_What you are asked to do_. Pull out every line with the word "Фондом" from the entries below.

(Records contained in a dataset)

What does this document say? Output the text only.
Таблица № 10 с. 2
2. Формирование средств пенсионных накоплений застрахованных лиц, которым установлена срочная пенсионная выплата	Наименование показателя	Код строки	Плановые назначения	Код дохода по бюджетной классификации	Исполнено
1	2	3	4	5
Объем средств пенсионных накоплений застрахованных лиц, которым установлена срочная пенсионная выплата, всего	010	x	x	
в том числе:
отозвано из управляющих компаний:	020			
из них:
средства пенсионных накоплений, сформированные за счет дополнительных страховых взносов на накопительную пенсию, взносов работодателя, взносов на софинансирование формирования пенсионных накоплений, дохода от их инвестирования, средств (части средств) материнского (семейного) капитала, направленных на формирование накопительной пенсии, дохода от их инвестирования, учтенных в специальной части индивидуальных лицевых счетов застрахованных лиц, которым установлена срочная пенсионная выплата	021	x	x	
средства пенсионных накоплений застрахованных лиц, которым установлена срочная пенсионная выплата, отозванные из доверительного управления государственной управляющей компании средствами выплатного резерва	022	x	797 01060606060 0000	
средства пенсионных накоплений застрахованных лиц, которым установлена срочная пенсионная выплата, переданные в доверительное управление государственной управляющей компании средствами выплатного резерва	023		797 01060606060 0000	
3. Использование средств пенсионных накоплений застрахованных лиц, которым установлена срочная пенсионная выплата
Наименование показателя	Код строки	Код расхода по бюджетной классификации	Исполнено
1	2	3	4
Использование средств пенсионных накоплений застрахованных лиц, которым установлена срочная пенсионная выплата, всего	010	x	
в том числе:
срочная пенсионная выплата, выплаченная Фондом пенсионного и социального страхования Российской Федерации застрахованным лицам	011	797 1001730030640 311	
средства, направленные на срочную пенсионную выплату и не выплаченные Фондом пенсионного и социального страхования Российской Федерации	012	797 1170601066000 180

_Output below_.
срочная пенсионная выплата, выплаченная Фондом пенсионного и социального страхования Российской Федерации застрахованным лицам	011	797 1001730030640 311	
средства, направленные на срочную пенсионную выплату и не выплаченные Фондом пенсионного и социального страхования Российской Федерации	012	797 1170601066000 180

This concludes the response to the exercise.